--- Start of Records supplied ---

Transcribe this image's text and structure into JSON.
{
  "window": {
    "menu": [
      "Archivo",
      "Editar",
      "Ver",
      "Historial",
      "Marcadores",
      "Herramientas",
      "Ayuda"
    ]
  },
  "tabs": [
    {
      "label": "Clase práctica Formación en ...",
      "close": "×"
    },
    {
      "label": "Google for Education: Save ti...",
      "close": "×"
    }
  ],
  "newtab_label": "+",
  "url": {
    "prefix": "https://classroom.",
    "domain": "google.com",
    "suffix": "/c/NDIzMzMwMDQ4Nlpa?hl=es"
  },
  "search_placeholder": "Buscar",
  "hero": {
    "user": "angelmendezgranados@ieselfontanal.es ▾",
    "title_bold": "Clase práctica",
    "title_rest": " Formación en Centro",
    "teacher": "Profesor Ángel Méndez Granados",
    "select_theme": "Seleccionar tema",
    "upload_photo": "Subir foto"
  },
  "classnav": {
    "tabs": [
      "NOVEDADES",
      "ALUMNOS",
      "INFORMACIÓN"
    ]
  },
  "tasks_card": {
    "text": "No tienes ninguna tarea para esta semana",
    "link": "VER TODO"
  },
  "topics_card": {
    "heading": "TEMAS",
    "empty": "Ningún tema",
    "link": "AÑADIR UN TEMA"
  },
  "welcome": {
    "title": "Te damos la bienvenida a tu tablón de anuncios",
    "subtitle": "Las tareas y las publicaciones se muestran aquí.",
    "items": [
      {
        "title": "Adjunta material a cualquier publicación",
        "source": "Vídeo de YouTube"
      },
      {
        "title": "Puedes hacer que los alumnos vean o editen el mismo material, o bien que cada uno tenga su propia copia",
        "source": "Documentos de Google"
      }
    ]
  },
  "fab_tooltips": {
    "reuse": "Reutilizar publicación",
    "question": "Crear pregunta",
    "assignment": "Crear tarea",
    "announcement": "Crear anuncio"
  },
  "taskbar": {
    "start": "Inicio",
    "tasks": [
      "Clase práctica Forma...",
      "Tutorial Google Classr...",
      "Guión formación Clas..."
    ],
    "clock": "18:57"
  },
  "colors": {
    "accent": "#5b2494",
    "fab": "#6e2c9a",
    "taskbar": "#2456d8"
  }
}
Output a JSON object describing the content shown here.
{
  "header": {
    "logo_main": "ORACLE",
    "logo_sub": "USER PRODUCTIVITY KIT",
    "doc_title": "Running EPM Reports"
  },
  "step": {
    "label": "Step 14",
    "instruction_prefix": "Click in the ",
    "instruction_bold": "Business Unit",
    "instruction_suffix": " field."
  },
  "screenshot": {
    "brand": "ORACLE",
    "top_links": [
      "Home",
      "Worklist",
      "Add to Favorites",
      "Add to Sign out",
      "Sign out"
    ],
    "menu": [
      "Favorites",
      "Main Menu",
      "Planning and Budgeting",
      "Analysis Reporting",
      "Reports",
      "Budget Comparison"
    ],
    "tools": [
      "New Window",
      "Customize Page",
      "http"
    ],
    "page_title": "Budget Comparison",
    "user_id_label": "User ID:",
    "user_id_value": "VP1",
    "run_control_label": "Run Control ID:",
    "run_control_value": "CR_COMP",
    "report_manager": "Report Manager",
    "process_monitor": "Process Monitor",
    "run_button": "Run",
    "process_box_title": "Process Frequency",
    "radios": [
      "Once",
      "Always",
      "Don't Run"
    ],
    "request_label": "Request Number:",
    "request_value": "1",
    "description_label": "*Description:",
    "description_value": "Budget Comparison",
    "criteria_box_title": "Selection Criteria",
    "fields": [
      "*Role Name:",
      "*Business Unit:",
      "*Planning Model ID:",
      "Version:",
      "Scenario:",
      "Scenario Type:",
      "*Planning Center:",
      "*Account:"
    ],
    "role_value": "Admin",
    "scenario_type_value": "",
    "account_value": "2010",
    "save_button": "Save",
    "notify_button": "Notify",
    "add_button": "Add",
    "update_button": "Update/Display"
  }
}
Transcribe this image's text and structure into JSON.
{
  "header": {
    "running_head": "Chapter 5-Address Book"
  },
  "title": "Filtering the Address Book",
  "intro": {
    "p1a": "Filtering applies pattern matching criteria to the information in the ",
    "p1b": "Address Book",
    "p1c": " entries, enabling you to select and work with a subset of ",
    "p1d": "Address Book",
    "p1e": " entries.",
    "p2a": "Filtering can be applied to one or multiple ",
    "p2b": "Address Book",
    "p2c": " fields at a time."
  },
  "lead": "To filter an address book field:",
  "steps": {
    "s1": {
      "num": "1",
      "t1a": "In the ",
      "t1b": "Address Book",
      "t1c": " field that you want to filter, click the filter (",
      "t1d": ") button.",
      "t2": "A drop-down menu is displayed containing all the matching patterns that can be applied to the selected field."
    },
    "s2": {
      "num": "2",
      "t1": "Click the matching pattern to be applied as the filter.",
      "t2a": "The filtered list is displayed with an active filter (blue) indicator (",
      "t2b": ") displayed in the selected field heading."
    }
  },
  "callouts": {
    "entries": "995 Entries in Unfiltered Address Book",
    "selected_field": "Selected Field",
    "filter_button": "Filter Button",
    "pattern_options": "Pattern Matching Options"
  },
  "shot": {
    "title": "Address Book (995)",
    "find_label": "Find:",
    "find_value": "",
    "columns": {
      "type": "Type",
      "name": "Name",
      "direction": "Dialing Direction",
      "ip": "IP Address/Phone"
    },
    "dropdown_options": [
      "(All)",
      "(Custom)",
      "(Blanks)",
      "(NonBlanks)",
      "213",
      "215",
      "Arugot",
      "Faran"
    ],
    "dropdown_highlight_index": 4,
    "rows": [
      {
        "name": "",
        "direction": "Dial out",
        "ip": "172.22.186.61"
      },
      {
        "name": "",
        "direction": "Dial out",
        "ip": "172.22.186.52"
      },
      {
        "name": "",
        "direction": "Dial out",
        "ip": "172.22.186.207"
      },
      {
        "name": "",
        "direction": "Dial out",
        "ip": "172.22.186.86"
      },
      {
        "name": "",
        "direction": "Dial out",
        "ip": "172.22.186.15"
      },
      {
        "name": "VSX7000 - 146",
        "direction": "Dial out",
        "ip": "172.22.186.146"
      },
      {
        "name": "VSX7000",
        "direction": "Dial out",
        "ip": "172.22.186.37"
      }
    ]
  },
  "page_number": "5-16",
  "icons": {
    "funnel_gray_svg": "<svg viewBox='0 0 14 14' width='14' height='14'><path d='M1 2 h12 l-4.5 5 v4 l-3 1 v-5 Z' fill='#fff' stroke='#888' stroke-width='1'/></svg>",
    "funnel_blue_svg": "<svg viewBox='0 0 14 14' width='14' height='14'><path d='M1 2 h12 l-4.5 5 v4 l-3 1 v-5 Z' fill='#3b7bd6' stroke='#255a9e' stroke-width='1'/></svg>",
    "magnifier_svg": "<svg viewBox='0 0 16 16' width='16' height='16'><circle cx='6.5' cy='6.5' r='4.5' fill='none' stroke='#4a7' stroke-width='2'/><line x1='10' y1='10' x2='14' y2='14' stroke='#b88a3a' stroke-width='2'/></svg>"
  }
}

--- End of Records supplied ---

Reproduce each line of the material above precisely.

### Response below:
Transcribe this image's text and structure into JSON.
{
  "window": {
    "menu": [
      "Archivo",
      "Editar",
      "Ver",
      "Historial",
      "Marcadores",
      "Herramientas",
      "Ayuda"
    ]
  },
  "tabs": [
    {
      "label": "Clase práctica Formación en ...",
      "close": "×"
    },
    {
      "label": "Google for Education: Save ti...",
      "close": "×"
    }
  ],
  "newtab_label": "+",
  "url": {
    "prefix": "https://classroom.",
    "domain": "google.com",
    "suffix": "/c/NDIzMzMwMDQ4Nlpa?hl=es"
  },
  "search_placeholder": "Buscar",
  "hero": {
    "user": "angelmendezgranados@ieselfontanal.es ▾",
    "title_bold": "Clase práctica",
    "title_rest": " Formación en Centro",
    "teacher": "Profesor Ángel Méndez Granados",
    "select_theme": "Seleccionar tema",
    "upload_photo": "Subir foto"
  },
  "classnav": {
    "tabs": [
      "NOVEDADES",
      "ALUMNOS",
      "INFORMACIÓN"
    ]
  },
  "tasks_card": {
    "text": "No tienes ninguna tarea para esta semana",
    "link": "VER TODO"
  },
  "topics_card": {
    "heading": "TEMAS",
    "empty": "Ningún tema",
    "link": "AÑADIR UN TEMA"
  },
  "welcome": {
    "title": "Te damos la bienvenida a tu tablón de anuncios",
    "subtitle": "Las tareas y las publicaciones se muestran aquí.",
    "items": [
      {
        "title": "Adjunta material a cualquier publicación",
        "source": "Vídeo de YouTube"
      },
      {
        "title": "Puedes hacer que los alumnos vean o editen el mismo material, o bien que cada uno tenga su propia copia",
        "source": "Documentos de Google"
      }
    ]
  },
  "fab_tooltips": {
    "reuse": "Reutilizar publicación",
    "question": "Crear pregunta",
    "assignment": "Crear tarea",
    "announcement": "Crear anuncio"
  },
  "taskbar": {
    "start": "Inicio",
    "tasks": [
      "Clase práctica Forma...",
      "Tutorial Google Classr...",
      "Guión formación Clas..."
    ],
    "clock": "18:57"
  },
  "colors": {
    "accent": "#5b2494",
    "fab": "#6e2c9a",
    "taskbar": "#2456d8"
  }
}
Output a JSON object describing the content shown here.
{
  "header": {
    "logo_main": "ORACLE",
    "logo_sub": "USER PRODUCTIVITY KIT",
    "doc_title": "Running EPM Reports"
  },
  "step": {
    "label": "Step 14",
    "instruction_prefix": "Click in the ",
    "instruction_bold": "Business Unit",
    "instruction_suffix": " field."
  },
  "screenshot": {
    "brand": "ORACLE",
    "top_links": [
      "Home",
      "Worklist",
      "Add to Favorites",
      "Add to Sign out",
      "Sign out"
    ],
    "menu": [
      "Favorites",
      "Main Menu",
      "Planning and Budgeting",
      "Analysis Reporting",
      "Reports",
      "Budget Comparison"
    ],
    "tools": [
      "New Window",
      "Customize Page",
      "http"
    ],
    "page_title": "Budget Comparison",
    "user_id_label": "User ID:",
    "user_id_value": "VP1",
    "run_control_label": "Run Control ID:",
    "run_control_value": "CR_COMP",
    "report_manager": "Report Manager",
    "process_monitor": "Process Monitor",
    "run_button": "Run",
    "process_box_title": "Process Frequency",
    "radios": [
      "Once",
      "Always",
      "Don't Run"
    ],
    "request_label": "Request Number:",
    "request_value": "1",
    "description_label": "*Description:",
    "description_value": "Budget Comparison",
    "criteria_box_title": "Selection Criteria",
    "fields": [
      "*Role Name:",
      "*Business Unit:",
      "*Planning Model ID:",
      "Version:",
      "Scenario:",
      "Scenario Type:",
      "*Planning Center:",
      "*Account:"
    ],
    "role_value": "Admin",
    "scenario_type_value": "",
    "account_value": "2010",
    "save_button": "Save",
    "notify_button": "Notify",
    "add_button": "Add",
    "update_button": "Update/Display"
  }
}
Transcribe this image's text and structure into JSON.
{
  "header": {
    "running_head": "Chapter 5-Address Book"
  },
  "title": "Filtering the Address Book",
  "intro": {
    "p1a": "Filtering applies pattern matching criteria to the information in the ",
    "p1b": "Address Book",
    "p1c": " entries, enabling you to select and work with a subset of ",
    "p1d": "Address Book",
    "p1e": " entries.",
    "p2a": "Filtering can be applied to one or multiple ",
    "p2b": "Address Book",
    "p2c": " fields at a time."
  },
  "lead": "To filter an address book field:",
  "steps": {
    "s1": {
      "num": "1",
      "t1a": "In the ",
      "t1b": "Address Book",
      "t1c": " field that you want to filter, click the filter (",
      "t1d": ") button.",
      "t2": "A drop-down menu is displayed containing all the matching patterns that can be applied to the selected field."
    },
    "s2": {
      "num": "2",
      "t1": "Click the matching pattern to be applied as the filter.",
      "t2a": "The filtered list is displayed with an active filter (blue) indicator (",
      "t2b": ") displayed in the selected field heading."
    }
  },
  "callouts": {
    "entries": "995 Entries in Unfiltered Address Book",
    "selected_field": "Selected Field",
    "filter_button": "Filter Button",
    "pattern_options": "Pattern Matching Options"
  },
  "shot": {
    "title": "Address Book (995)",
    "find_label": "Find:",
    "find_value": "",
    "columns": {
      "type": "Type",
      "name": "Name",
      "direction": "Dialing Direction",
      "ip": "IP Address/Phone"
    },
    "dropdown_options": [
      "(All)",
      "(Custom)",
      "(Blanks)",
      "(NonBlanks)",
      "213",
      "215",
      "Arugot",
      "Faran"
    ],
    "dropdown_highlight_index": 4,
    "rows": [
      {
        "name": "",
        "direction": "Dial out",
        "ip": "172.22.186.61"
      },
      {
        "name": "",
        "direction": "Dial out",
        "ip": "172.22.186.52"
      },
      {
        "name": "",
        "direction": "Dial out",
        "ip": "172.22.186.207"
      },
      {
        "name": "",
        "direction": "Dial out",
        "ip": "172.22.186.86"
      },
      {
        "name": "",
        "direction": "Dial out",
        "ip": "172.22.186.15"
      },
      {
        "name": "VSX7000 - 146",
        "direction": "Dial out",
        "ip": "172.22.186.146"
      },
      {
        "name": "VSX7000",
        "direction": "Dial out",
        "ip": "172.22.186.37"
      }
    ]
  },
  "page_number": "5-16",
  "icons": {
    "funnel_gray_svg": "<svg viewBox='0 0 14 14' width='14' height='14'><path d='M1 2 h12 l-4.5 5 v4 l-3 1 v-5 Z' fill='#fff' stroke='#888' stroke-width='1'/></svg>",
    "funnel_blue_svg": "<svg viewBox='0 0 14 14' width='14' height='14'><path d='M1 2 h12 l-4.5 5 v4 l-3 1 v-5 Z' fill='#3b7bd6' stroke='#255a9e' stroke-width='1'/></svg>",
    "magnifier_svg": "<svg viewBox='0 0 16 16' width='16' height='16'><circle cx='6.5' cy='6.5' r='4.5' fill='none' stroke='#4a7' stroke-width='2'/><line x1='10' y1='10' x2='14' y2='14' stroke='#b88a3a' stroke-width='2'/></svg>"
  }
}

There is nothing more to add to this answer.